◆ GIVEN REQUEST ◆
Give the number of lines that include the string "this", nothing more.

====================

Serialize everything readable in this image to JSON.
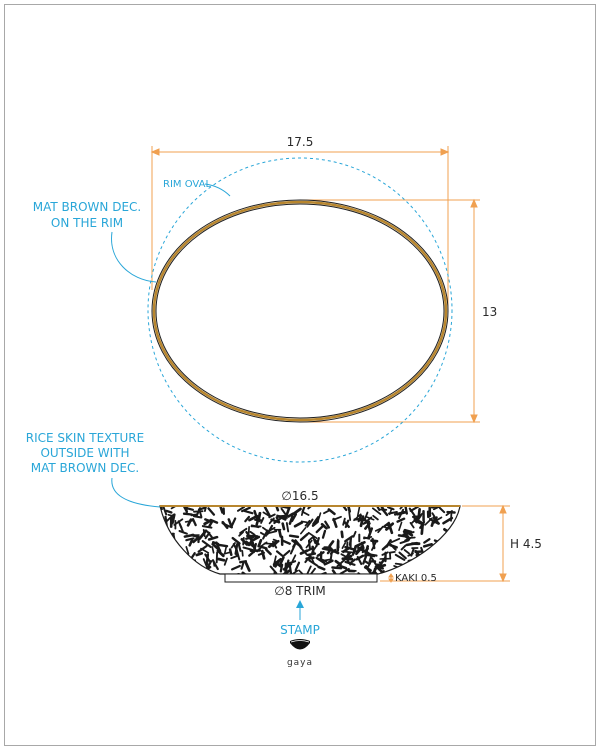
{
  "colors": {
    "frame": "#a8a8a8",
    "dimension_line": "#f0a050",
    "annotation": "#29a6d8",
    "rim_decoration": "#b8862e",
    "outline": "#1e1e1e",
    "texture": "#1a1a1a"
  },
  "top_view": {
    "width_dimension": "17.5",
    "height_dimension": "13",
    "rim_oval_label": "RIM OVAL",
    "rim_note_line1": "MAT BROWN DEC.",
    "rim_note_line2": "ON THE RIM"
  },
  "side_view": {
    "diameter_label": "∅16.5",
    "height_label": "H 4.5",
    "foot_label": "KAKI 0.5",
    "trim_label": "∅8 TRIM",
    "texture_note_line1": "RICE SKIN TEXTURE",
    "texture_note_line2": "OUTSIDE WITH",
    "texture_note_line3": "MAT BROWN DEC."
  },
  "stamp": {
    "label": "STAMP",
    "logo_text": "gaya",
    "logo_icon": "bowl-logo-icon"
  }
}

====================

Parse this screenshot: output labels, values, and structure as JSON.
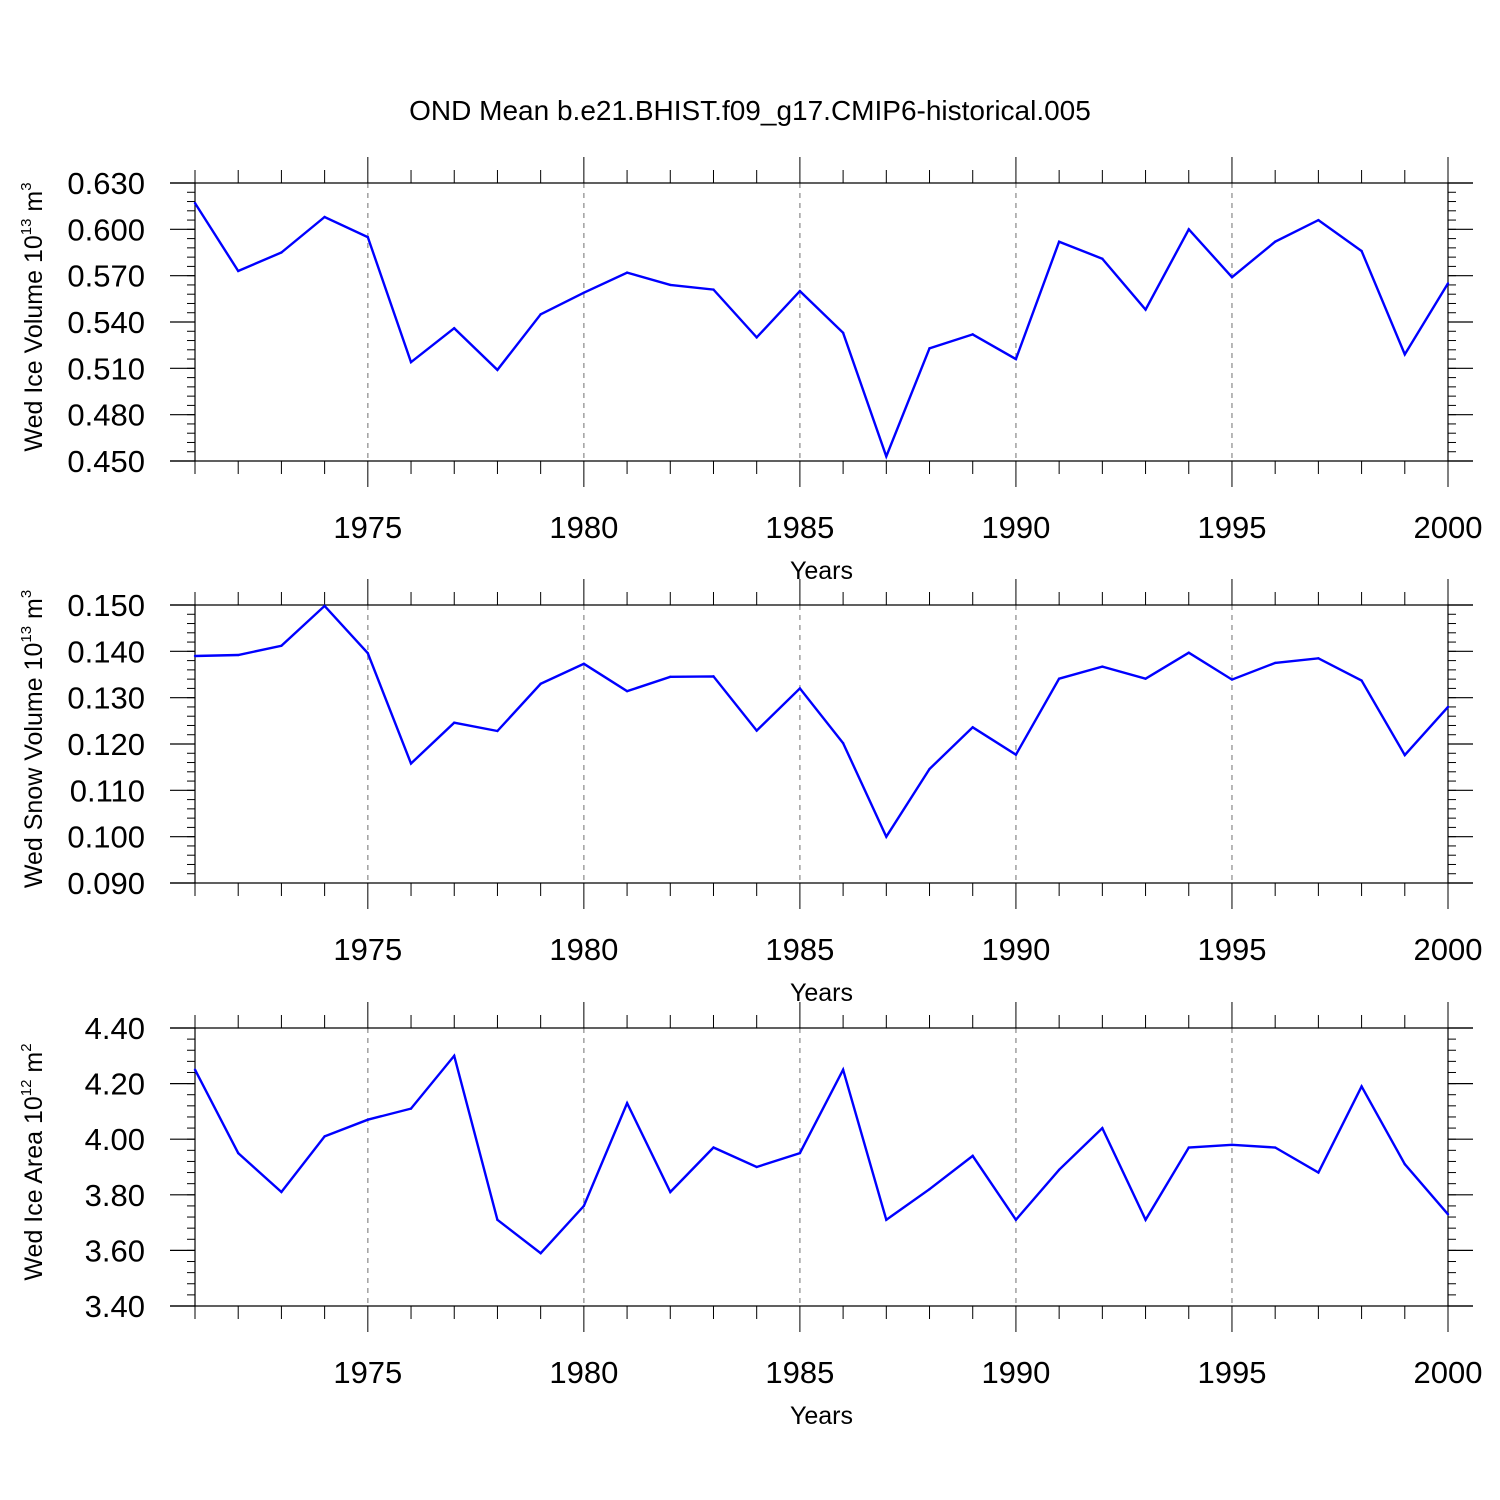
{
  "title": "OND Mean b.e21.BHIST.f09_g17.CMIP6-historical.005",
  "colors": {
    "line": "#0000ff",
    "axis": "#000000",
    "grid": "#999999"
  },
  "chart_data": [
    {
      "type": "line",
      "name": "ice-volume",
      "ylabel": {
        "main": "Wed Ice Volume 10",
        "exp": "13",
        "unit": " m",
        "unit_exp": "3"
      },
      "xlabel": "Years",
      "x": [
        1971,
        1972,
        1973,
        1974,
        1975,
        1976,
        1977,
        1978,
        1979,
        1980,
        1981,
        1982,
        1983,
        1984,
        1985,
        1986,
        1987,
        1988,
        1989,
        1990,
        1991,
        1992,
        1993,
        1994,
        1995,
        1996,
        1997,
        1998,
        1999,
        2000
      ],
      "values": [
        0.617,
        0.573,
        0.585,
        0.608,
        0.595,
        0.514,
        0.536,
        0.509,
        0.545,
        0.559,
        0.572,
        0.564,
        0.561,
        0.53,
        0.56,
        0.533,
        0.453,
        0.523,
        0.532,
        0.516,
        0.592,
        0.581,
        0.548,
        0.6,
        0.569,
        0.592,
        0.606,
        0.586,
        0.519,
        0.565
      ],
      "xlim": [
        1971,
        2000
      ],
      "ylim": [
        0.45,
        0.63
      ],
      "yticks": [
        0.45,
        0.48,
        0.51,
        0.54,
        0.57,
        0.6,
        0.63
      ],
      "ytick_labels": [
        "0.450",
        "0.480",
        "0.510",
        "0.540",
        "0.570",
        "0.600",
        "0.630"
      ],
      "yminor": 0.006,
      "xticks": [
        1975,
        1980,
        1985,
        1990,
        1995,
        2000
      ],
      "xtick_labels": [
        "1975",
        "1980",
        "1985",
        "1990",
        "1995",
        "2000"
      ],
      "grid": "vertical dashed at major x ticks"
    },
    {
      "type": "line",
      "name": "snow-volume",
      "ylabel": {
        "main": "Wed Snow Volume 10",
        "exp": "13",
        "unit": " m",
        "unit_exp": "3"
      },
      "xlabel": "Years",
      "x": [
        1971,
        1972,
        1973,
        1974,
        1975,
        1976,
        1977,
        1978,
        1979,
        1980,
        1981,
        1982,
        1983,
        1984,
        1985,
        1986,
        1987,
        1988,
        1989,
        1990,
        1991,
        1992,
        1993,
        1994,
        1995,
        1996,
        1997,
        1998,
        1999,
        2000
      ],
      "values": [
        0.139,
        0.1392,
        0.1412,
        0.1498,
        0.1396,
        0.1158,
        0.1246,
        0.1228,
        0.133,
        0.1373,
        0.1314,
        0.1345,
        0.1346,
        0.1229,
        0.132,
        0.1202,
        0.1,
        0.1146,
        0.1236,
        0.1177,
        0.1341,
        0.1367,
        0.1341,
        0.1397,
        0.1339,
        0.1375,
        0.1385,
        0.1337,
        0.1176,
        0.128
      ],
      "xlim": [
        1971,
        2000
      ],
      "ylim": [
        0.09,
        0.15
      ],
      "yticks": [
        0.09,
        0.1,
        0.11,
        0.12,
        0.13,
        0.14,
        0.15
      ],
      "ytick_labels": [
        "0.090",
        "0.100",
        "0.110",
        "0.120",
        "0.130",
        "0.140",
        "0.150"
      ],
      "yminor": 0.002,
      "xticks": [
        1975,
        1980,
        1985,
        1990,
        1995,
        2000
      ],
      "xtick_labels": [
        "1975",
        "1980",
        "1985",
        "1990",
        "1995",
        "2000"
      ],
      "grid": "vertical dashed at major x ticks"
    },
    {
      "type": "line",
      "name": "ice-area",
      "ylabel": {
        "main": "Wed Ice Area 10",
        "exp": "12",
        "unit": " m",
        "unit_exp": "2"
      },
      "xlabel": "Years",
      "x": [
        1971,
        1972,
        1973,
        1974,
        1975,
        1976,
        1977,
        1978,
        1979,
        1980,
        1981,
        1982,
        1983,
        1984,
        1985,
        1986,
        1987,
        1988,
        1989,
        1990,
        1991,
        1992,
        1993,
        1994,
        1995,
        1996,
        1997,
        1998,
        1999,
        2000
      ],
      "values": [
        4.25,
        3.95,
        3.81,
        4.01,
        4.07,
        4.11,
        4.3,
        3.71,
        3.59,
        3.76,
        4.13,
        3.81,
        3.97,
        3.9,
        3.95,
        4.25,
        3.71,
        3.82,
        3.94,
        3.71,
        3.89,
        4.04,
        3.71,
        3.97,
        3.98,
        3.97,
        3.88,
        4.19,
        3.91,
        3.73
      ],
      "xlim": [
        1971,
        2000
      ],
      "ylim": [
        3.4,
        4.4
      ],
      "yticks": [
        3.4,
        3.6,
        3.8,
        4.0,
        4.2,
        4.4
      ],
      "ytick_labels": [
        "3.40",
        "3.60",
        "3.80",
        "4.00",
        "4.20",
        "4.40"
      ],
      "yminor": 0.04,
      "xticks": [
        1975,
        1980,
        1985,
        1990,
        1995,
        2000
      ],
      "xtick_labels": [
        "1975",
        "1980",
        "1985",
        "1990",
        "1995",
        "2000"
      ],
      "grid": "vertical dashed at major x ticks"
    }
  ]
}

====================

◆ COMPLETED TASK ◆
2